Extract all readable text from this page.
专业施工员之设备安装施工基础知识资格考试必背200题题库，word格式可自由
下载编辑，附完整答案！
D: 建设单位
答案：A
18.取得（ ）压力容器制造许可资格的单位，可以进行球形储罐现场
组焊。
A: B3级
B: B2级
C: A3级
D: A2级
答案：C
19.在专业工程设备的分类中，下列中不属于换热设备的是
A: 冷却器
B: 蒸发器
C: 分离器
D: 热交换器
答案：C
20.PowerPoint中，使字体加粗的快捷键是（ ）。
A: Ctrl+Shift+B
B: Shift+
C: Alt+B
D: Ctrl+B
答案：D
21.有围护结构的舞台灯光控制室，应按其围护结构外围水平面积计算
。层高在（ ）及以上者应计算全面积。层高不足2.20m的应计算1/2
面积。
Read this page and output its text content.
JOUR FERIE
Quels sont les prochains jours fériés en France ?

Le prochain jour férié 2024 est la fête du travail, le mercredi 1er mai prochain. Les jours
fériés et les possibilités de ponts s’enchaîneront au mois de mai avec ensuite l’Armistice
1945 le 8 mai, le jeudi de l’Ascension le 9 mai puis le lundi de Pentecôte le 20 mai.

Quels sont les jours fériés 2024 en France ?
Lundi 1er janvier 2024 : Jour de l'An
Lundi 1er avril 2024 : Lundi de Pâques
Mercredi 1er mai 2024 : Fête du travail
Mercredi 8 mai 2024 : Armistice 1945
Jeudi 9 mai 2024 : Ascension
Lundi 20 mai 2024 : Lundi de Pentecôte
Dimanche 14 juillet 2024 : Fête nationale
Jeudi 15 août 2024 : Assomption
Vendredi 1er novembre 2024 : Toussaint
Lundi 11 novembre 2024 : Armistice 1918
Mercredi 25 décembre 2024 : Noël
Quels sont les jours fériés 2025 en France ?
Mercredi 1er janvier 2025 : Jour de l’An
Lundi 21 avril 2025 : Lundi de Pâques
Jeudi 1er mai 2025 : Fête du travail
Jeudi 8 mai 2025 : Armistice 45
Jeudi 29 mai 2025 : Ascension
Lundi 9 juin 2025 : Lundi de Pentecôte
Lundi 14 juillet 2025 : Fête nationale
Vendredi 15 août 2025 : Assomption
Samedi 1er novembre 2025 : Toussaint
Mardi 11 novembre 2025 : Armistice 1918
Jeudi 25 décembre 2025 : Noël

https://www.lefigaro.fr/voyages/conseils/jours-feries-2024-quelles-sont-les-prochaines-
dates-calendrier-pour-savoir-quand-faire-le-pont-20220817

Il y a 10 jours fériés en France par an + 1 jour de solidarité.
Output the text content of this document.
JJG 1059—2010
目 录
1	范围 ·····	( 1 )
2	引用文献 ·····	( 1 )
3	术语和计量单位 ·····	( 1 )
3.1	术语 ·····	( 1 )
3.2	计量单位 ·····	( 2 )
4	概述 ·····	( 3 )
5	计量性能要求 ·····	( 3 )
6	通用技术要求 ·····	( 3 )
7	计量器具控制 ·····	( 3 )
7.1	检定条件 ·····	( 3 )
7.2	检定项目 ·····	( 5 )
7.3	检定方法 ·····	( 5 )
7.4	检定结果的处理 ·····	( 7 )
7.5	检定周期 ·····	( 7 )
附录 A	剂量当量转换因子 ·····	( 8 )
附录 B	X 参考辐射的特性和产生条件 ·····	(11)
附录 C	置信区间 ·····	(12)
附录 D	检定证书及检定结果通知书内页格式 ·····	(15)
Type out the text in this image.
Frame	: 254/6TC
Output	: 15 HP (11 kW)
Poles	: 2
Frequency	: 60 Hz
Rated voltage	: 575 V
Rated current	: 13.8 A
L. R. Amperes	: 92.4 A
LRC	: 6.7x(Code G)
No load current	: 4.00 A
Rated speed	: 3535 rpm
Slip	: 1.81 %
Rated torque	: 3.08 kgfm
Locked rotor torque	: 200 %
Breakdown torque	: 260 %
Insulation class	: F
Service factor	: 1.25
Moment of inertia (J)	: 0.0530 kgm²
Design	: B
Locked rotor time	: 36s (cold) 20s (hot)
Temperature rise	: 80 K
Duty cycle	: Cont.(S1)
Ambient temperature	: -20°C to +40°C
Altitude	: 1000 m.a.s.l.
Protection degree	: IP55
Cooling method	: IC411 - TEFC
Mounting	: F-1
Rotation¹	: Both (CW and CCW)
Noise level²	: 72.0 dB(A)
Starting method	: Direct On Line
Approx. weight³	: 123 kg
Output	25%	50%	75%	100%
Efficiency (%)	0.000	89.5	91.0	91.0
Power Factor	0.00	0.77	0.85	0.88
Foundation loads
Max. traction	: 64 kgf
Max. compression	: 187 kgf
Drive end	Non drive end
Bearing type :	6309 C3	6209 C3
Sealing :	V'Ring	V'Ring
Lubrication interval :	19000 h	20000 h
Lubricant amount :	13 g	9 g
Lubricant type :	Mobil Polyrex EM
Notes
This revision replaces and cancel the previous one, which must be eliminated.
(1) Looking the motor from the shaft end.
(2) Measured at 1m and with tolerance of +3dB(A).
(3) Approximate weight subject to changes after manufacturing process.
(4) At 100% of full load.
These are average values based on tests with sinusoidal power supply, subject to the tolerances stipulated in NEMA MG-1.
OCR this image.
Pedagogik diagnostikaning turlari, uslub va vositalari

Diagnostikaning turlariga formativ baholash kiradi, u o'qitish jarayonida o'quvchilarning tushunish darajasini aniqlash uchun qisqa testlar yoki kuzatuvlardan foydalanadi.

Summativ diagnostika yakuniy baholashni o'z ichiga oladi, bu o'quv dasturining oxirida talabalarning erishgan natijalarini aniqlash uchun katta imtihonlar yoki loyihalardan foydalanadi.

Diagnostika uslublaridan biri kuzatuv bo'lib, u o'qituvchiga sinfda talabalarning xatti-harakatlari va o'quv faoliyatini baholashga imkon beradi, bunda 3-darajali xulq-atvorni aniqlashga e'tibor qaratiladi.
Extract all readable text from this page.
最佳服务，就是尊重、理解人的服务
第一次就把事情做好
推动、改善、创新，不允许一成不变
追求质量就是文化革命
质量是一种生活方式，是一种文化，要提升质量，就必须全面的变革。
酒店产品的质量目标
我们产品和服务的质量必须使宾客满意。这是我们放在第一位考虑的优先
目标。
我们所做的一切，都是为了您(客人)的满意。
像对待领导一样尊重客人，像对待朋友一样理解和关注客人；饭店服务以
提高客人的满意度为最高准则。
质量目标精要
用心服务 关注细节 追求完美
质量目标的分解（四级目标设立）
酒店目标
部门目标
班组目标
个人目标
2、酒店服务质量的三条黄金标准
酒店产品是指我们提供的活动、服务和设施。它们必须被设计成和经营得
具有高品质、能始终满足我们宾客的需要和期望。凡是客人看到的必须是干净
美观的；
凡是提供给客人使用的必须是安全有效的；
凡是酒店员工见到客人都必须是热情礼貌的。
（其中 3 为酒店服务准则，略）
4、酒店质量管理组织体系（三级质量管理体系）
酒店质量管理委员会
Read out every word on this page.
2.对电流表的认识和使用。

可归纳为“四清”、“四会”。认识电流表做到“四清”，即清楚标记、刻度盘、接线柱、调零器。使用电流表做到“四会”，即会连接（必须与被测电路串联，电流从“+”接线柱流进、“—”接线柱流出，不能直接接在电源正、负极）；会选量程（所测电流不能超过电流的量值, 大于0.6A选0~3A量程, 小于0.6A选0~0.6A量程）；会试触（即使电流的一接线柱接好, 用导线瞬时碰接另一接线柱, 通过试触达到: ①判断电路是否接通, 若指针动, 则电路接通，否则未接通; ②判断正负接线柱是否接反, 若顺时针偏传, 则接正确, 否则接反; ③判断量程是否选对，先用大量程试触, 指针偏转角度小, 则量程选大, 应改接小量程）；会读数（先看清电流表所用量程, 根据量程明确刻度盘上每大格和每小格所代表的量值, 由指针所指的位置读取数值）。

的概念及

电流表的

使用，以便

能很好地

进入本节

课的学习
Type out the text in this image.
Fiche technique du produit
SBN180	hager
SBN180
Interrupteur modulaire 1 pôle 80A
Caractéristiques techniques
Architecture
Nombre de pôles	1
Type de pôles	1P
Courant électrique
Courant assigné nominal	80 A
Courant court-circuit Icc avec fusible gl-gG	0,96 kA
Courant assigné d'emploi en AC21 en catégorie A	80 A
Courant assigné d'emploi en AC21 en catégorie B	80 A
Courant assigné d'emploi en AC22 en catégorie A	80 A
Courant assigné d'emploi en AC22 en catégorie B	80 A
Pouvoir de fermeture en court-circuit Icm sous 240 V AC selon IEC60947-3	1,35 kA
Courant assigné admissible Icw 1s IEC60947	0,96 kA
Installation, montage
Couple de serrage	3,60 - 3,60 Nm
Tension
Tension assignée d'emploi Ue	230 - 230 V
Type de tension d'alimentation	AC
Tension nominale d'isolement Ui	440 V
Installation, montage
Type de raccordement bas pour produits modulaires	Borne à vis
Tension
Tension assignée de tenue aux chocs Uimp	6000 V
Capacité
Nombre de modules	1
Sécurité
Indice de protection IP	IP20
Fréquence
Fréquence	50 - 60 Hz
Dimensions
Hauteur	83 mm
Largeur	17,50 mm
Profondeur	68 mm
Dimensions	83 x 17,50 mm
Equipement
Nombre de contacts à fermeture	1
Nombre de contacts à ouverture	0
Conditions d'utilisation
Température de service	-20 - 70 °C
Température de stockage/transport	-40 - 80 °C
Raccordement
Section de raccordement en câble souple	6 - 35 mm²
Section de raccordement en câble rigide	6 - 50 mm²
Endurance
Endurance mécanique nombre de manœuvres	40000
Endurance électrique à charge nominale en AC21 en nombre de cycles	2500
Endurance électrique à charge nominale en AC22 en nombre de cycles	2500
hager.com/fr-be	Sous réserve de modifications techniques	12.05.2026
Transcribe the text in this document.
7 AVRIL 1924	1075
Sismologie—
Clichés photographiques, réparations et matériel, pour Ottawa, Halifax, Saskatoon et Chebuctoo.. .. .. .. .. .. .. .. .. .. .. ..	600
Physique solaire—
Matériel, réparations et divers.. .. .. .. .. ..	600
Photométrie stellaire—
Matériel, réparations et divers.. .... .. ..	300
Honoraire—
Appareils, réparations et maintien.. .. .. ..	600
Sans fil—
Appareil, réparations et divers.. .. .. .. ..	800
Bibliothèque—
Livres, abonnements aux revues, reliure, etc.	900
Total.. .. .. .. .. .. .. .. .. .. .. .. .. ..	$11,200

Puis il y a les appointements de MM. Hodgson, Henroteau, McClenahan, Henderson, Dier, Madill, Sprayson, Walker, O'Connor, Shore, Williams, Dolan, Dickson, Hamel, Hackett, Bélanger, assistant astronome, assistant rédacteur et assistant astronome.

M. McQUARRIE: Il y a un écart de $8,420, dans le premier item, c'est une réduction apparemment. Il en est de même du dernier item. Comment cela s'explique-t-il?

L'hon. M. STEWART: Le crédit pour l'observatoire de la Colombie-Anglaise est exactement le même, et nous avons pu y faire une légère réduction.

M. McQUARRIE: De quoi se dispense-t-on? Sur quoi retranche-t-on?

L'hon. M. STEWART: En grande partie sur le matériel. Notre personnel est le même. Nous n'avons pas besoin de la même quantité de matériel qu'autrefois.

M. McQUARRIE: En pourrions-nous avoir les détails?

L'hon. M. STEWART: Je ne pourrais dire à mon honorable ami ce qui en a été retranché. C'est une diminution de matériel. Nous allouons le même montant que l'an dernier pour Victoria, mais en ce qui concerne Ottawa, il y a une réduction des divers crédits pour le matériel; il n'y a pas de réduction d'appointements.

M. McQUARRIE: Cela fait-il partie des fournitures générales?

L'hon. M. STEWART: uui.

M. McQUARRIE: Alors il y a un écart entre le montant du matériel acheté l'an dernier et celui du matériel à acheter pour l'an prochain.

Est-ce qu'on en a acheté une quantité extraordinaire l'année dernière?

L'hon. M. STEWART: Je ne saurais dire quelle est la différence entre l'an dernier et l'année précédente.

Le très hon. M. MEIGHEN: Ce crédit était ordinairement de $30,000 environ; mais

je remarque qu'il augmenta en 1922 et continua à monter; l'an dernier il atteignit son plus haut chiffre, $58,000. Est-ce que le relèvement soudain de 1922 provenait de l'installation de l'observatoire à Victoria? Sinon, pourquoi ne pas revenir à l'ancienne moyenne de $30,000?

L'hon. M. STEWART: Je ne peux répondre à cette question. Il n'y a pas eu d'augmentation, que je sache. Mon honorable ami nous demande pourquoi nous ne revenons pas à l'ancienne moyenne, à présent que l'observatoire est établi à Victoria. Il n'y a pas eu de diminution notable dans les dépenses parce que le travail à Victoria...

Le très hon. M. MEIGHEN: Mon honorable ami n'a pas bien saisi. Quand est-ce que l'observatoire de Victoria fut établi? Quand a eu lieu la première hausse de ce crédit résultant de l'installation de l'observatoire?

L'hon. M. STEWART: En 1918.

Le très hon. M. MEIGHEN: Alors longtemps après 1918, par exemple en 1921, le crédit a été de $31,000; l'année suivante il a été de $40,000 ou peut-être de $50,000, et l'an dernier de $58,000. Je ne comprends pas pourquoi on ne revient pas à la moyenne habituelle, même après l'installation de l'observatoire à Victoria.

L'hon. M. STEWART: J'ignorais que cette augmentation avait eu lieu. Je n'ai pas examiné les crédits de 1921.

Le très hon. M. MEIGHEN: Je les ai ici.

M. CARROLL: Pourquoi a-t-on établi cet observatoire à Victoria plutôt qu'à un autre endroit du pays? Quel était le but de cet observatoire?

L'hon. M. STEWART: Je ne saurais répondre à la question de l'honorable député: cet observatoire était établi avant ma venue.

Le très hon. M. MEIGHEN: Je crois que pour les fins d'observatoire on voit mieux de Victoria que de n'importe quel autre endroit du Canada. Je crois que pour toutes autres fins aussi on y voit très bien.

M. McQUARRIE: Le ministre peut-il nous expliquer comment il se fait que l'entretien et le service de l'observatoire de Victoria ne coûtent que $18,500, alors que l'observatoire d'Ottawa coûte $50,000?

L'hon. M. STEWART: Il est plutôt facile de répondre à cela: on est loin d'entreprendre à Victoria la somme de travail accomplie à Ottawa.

#### Aim of the task
How many lines of the entries above hold the string "avec"? Reply with the number alone.

#### The output
2